What you need to do => Read the records and gather each line that includes "względu".

[Dataset items]
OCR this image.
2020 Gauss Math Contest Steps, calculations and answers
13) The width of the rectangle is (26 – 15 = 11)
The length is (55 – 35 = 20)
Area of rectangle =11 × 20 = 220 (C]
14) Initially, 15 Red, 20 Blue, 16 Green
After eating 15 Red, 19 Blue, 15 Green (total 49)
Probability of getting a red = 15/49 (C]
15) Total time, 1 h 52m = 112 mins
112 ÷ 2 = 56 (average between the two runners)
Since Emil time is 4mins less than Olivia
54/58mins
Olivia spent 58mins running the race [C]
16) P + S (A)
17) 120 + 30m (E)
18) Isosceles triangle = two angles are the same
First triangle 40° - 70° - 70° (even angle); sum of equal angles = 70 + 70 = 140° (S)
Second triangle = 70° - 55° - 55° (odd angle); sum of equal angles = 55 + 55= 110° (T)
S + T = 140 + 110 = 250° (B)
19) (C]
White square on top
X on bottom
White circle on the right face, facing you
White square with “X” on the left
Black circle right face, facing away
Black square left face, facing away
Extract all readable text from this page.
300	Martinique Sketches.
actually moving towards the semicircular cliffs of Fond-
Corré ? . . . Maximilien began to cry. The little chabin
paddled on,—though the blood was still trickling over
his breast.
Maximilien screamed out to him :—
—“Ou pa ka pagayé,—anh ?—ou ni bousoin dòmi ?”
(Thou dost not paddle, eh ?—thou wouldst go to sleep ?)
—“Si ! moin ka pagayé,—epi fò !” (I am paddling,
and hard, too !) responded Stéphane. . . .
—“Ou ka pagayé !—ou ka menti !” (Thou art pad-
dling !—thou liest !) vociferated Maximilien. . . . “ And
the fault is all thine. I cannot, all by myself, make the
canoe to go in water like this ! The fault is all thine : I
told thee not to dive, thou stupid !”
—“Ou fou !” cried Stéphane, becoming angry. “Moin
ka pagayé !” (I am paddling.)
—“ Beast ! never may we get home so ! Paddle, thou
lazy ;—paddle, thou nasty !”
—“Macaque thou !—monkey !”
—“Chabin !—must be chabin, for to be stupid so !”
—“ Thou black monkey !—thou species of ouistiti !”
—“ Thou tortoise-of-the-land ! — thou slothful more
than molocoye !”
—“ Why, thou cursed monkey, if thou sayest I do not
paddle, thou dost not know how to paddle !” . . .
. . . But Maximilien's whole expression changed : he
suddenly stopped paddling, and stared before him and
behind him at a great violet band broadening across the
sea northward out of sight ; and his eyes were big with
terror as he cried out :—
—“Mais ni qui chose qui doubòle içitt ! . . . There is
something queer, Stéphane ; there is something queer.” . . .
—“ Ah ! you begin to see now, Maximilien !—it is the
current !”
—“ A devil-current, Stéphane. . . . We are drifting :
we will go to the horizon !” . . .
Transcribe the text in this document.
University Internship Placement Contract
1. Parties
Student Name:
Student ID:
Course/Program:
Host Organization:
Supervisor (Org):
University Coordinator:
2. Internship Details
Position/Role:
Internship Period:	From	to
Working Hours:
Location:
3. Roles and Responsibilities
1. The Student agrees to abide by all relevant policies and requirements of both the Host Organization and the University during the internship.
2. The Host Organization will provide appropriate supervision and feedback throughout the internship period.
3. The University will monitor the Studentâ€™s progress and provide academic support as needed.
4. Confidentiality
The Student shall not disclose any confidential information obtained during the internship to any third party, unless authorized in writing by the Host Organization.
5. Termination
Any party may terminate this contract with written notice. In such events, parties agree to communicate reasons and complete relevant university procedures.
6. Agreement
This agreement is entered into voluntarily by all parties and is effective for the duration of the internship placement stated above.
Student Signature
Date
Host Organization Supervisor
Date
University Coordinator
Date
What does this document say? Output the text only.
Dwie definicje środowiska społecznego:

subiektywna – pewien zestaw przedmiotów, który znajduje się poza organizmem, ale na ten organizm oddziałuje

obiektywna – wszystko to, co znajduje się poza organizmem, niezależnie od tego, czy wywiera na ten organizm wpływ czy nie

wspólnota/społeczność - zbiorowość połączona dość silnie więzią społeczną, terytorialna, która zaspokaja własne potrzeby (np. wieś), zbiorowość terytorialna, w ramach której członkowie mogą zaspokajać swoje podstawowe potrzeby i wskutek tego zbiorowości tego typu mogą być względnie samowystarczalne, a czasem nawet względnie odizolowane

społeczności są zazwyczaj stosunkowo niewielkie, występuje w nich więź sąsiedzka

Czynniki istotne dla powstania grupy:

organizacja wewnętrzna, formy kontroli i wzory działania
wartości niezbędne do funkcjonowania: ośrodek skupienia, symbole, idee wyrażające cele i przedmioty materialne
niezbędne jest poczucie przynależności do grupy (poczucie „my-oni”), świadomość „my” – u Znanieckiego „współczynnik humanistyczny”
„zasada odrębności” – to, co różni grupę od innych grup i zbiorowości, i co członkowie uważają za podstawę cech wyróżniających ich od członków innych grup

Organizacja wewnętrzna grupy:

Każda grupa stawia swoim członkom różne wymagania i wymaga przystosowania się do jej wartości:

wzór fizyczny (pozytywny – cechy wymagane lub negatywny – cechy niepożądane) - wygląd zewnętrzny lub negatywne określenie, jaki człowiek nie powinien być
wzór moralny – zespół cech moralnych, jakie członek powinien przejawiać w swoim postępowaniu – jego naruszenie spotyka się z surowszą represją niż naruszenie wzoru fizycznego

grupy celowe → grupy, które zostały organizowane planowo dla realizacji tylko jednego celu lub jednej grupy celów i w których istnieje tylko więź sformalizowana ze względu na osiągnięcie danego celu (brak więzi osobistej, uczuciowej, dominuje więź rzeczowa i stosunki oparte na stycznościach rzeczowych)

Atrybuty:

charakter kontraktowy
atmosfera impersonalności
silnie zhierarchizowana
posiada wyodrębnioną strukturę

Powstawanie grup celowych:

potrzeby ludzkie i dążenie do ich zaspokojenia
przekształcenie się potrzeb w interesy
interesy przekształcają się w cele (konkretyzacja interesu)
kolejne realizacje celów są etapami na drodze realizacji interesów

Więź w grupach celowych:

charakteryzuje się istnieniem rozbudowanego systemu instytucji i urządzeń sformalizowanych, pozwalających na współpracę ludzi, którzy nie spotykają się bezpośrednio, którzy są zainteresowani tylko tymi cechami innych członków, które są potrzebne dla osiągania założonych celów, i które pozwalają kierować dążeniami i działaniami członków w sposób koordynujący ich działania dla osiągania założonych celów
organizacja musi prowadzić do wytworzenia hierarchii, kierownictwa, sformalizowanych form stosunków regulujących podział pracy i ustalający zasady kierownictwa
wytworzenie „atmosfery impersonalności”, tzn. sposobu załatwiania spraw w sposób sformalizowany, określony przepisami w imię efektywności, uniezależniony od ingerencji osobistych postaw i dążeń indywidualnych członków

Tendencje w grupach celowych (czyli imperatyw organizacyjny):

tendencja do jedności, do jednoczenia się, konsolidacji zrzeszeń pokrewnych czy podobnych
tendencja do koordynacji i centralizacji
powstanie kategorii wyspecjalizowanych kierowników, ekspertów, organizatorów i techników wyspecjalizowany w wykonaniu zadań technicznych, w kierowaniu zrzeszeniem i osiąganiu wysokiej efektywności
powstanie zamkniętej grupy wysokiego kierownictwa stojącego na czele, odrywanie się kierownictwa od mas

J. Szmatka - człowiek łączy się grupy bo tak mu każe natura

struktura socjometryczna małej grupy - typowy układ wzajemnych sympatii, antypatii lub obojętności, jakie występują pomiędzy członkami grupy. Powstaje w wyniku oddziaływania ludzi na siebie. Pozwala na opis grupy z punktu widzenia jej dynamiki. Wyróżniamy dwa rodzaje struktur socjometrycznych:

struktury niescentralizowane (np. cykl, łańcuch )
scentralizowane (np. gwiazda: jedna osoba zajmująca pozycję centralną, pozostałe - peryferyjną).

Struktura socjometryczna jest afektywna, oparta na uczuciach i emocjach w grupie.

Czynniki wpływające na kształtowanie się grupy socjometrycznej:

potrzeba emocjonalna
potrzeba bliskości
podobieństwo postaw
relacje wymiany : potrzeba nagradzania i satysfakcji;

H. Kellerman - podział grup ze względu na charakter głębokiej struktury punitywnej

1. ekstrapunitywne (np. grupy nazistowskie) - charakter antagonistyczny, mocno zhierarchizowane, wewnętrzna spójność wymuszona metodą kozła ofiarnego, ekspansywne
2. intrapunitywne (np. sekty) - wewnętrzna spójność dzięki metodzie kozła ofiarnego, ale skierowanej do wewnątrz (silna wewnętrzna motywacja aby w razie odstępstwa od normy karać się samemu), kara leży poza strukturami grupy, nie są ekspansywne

Exercise output =>
grupy celowe → grupy, które zostały organizowane planowo dla realizacji tylko jednego celu lub jednej grupy celów i w których istnieje tylko więź sformalizowana ze względu na osiągnięcie danego celu (brak więzi osobistej, uczuciowej, dominuje więź rzeczowa i stosunki oparte na stycznościach rzeczowych)
H. Kellerman - podział grup ze względu na charakter głębokiej struktury punitywnej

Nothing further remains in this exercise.